**Work instructions**
Transcribe the entries exactly; images are not part of the copy.

**Exercise materials**
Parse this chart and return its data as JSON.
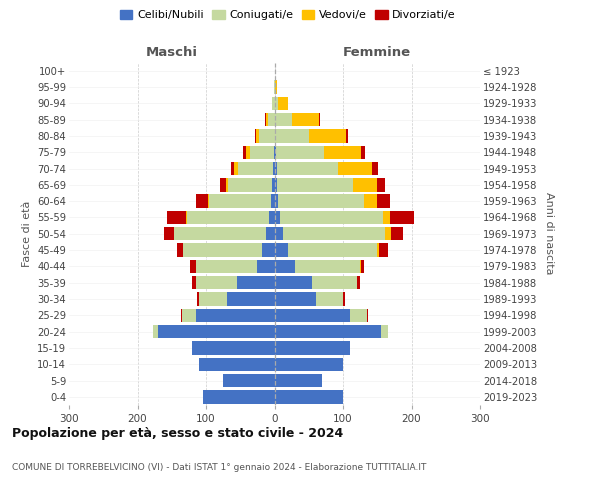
{
  "age_groups": [
    "0-4",
    "5-9",
    "10-14",
    "15-19",
    "20-24",
    "25-29",
    "30-34",
    "35-39",
    "40-44",
    "45-49",
    "50-54",
    "55-59",
    "60-64",
    "65-69",
    "70-74",
    "75-79",
    "80-84",
    "85-89",
    "90-94",
    "95-99",
    "100+"
  ],
  "birth_years": [
    "2019-2023",
    "2014-2018",
    "2009-2013",
    "2004-2008",
    "1999-2003",
    "1994-1998",
    "1989-1993",
    "1984-1988",
    "1979-1983",
    "1974-1978",
    "1969-1973",
    "1964-1968",
    "1959-1963",
    "1954-1958",
    "1949-1953",
    "1944-1948",
    "1939-1943",
    "1934-1938",
    "1929-1933",
    "1924-1928",
    "≤ 1923"
  ],
  "males": {
    "celibi": [
      105,
      75,
      110,
      120,
      170,
      115,
      70,
      55,
      25,
      18,
      12,
      8,
      5,
      3,
      2,
      1,
      0,
      0,
      0,
      0,
      0
    ],
    "coniugati": [
      0,
      0,
      0,
      0,
      8,
      20,
      40,
      60,
      90,
      115,
      135,
      120,
      90,
      65,
      52,
      35,
      22,
      10,
      3,
      1,
      0
    ],
    "vedovi": [
      0,
      0,
      0,
      0,
      0,
      0,
      0,
      0,
      0,
      0,
      0,
      1,
      2,
      3,
      5,
      5,
      5,
      3,
      1,
      0,
      0
    ],
    "divorziati": [
      0,
      0,
      0,
      0,
      0,
      1,
      3,
      5,
      8,
      10,
      15,
      28,
      18,
      8,
      5,
      5,
      2,
      1,
      0,
      0,
      0
    ]
  },
  "females": {
    "nubili": [
      100,
      70,
      100,
      110,
      155,
      110,
      60,
      55,
      30,
      20,
      12,
      8,
      5,
      4,
      3,
      2,
      0,
      0,
      0,
      0,
      0
    ],
    "coniugate": [
      0,
      0,
      0,
      0,
      10,
      25,
      40,
      65,
      95,
      130,
      150,
      150,
      125,
      110,
      90,
      70,
      50,
      25,
      5,
      1,
      0
    ],
    "vedove": [
      0,
      0,
      0,
      0,
      0,
      0,
      0,
      0,
      1,
      3,
      8,
      10,
      20,
      35,
      50,
      55,
      55,
      40,
      15,
      3,
      1
    ],
    "divorziate": [
      0,
      0,
      0,
      0,
      0,
      2,
      3,
      5,
      5,
      12,
      18,
      35,
      18,
      12,
      8,
      5,
      3,
      2,
      0,
      0,
      0
    ]
  },
  "colors": {
    "celibi": "#4472c4",
    "coniugati": "#c5d9a0",
    "vedovi": "#ffc000",
    "divorziati": "#c00000"
  },
  "legend_labels": [
    "Celibi/Nubili",
    "Coniugati/e",
    "Vedovi/e",
    "Divorziati/e"
  ],
  "xlim": 300,
  "title": "Popolazione per età, sesso e stato civile - 2024",
  "subtitle": "COMUNE DI TORREBELVICINO (VI) - Dati ISTAT 1° gennaio 2024 - Elaborazione TUTTITALIA.IT",
  "xlabel_left": "Maschi",
  "xlabel_right": "Femmine",
  "ylabel_left": "Fasce di età",
  "ylabel_right": "Anni di nascita",
  "bg_color": "#ffffff",
  "grid_color": "#cccccc"
}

**Written solution**
Parse this chart and return its data as JSON.
{
  "age_groups": [
    "0-4",
    "5-9",
    "10-14",
    "15-19",
    "20-24",
    "25-29",
    "30-34",
    "35-39",
    "40-44",
    "45-49",
    "50-54",
    "55-59",
    "60-64",
    "65-69",
    "70-74",
    "75-79",
    "80-84",
    "85-89",
    "90-94",
    "95-99",
    "100+"
  ],
  "birth_years": [
    "2019-2023",
    "2014-2018",
    "2009-2013",
    "2004-2008",
    "1999-2003",
    "1994-1998",
    "1989-1993",
    "1984-1988",
    "1979-1983",
    "1974-1978",
    "1969-1973",
    "1964-1968",
    "1959-1963",
    "1954-1958",
    "1949-1953",
    "1944-1948",
    "1939-1943",
    "1934-1938",
    "1929-1933",
    "1924-1928",
    "≤ 1923"
  ],
  "males": {
    "celibi": [
      105,
      75,
      110,
      120,
      170,
      115,
      70,
      55,
      25,
      18,
      12,
      8,
      5,
      3,
      2,
      1,
      0,
      0,
      0,
      0,
      0
    ],
    "coniugati": [
      0,
      0,
      0,
      0,
      8,
      20,
      40,
      60,
      90,
      115,
      135,
      120,
      90,
      65,
      52,
      35,
      22,
      10,
      3,
      1,
      0
    ],
    "vedovi": [
      0,
      0,
      0,
      0,
      0,
      0,
      0,
      0,
      0,
      0,
      0,
      1,
      2,
      3,
      5,
      5,
      5,
      3,
      1,
      0,
      0
    ],
    "divorziati": [
      0,
      0,
      0,
      0,
      0,
      1,
      3,
      5,
      8,
      10,
      15,
      28,
      18,
      8,
      5,
      5,
      2,
      1,
      0,
      0,
      0
    ]
  },
  "females": {
    "nubili": [
      100,
      70,
      100,
      110,
      155,
      110,
      60,
      55,
      30,
      20,
      12,
      8,
      5,
      4,
      3,
      2,
      0,
      0,
      0,
      0,
      0
    ],
    "coniugate": [
      0,
      0,
      0,
      0,
      10,
      25,
      40,
      65,
      95,
      130,
      150,
      150,
      125,
      110,
      90,
      70,
      50,
      25,
      5,
      1,
      0
    ],
    "vedove": [
      0,
      0,
      0,
      0,
      0,
      0,
      0,
      0,
      1,
      3,
      8,
      10,
      20,
      35,
      50,
      55,
      55,
      40,
      15,
      3,
      1
    ],
    "divorziate": [
      0,
      0,
      0,
      0,
      0,
      2,
      3,
      5,
      5,
      12,
      18,
      35,
      18,
      12,
      8,
      5,
      3,
      2,
      0,
      0,
      0
    ]
  },
  "colors": {
    "celibi": "#4472c4",
    "coniugati": "#c5d9a0",
    "vedovi": "#ffc000",
    "divorziati": "#c00000"
  },
  "legend_labels": [
    "Celibi/Nubili",
    "Coniugati/e",
    "Vedovi/e",
    "Divorziati/e"
  ],
  "xlim": 300,
  "title": "Popolazione per età, sesso e stato civile - 2024",
  "subtitle": "COMUNE DI TORREBELVICINO (VI) - Dati ISTAT 1° gennaio 2024 - Elaborazione TUTTITALIA.IT",
  "xlabel_left": "Maschi",
  "xlabel_right": "Femmine",
  "ylabel_left": "Fasce di età",
  "ylabel_right": "Anni di nascita",
  "bg_color": "#ffffff",
  "grid_color": "#cccccc"
}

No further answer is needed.